Go through the material below and copy all lines with "What".

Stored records
◇ ◇ ◇ ◇ ◇ ◇ ◇

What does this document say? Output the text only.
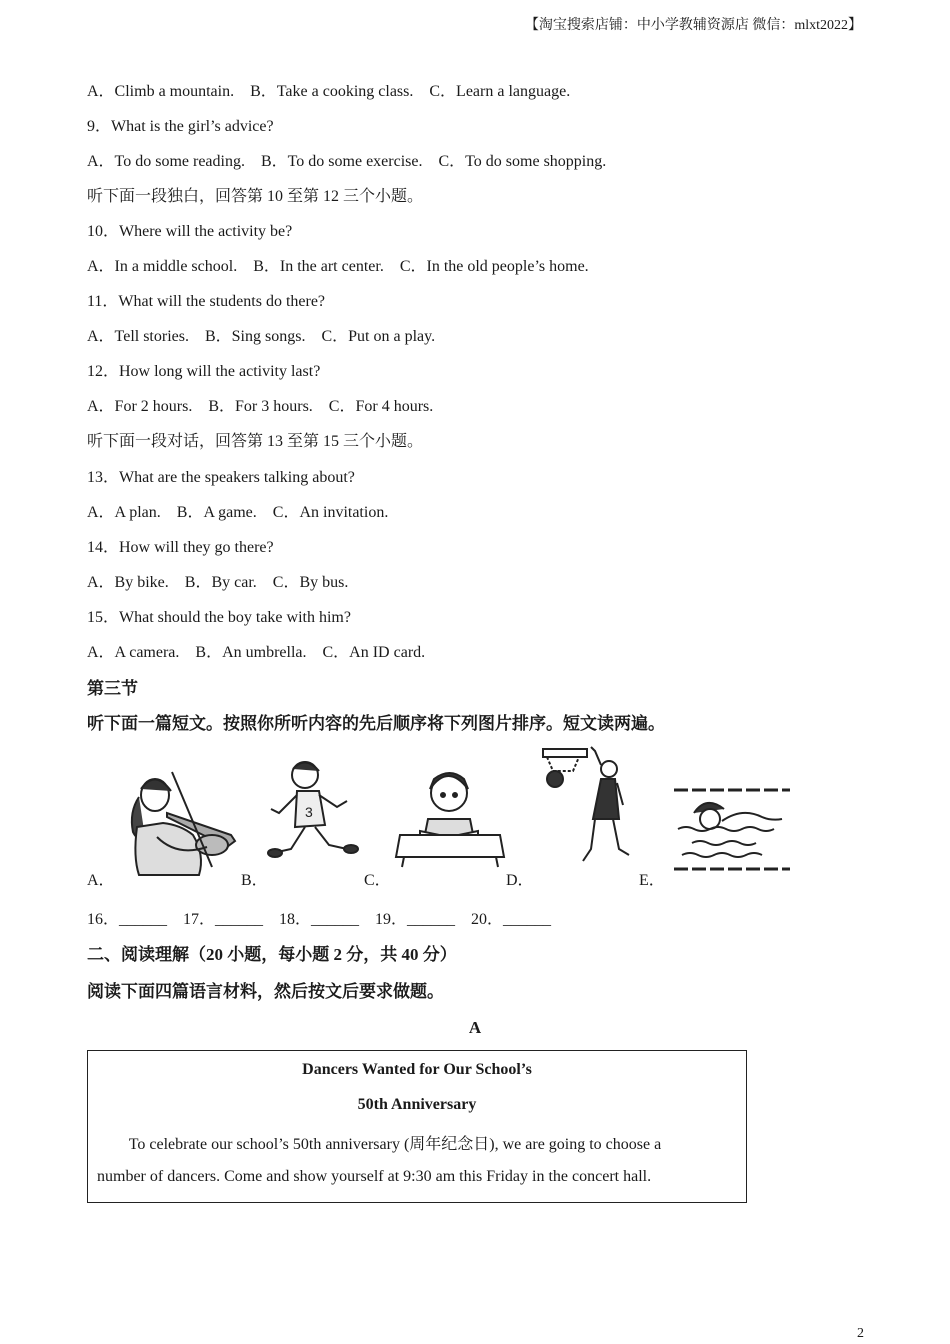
【淘宝搜索店铺：中小学教辅资源店 微信：mlxt2022】
A．Climb a mountain.    B．Take a cooking class.    C．Learn a language.
9．What is the girl’s advice?
A．To do some reading.    B．To do some exercise.    C．To do some shopping.
听下面一段独白，回答第 10 至第 12 三个小题。
10．Where will the activity be?
A．In a middle school.    B．In the art center.    C．In the old people’s home.
11．What will the students do there?
A．Tell stories.    B．Sing songs.    C．Put on a play.
12．How long will the activity last?
A．For 2 hours.    B．For 3 hours.    C．For 4 hours.
听下面一段对话，回答第 13 至第 15 三个小题。
13．What are the speakers talking about?
A．A plan.    B．A game.    C．An invitation.
14．How will they go there?
A．By bike.    B．By car.    C．By bus.
15．What should the boy take with him?
A．A camera.    B．An umbrella.    C．An ID card.
第三节
听下面一篇短文。按照你所听内容的先后顺序将下列图片排序。短文读两遍。
A．	B．
3
C．	D．	E．
16．______    17．______    18．______    19．______    20．______
二、阅读理解（20 小题，每小题 2 分，共 40 分）
阅读下面四篇语言材料，然后按文后要求做题。
A
Dancers Wanted for Our School’s
50th Anniversary
To celebrate our school’s 50th anniversary (周年纪念日), we are going to choose a
number of dancers. Come and show yourself at 9:30 am this Friday in the concert hall.
2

◇ ◇ ◇ ◇ ◇ ◇ ◇

## Task solution:
What does this document say? Output the text only.
9．What is the girl’s advice?
11．What will the students do there?
13．What are the speakers talking about?
15．What should the boy take with him?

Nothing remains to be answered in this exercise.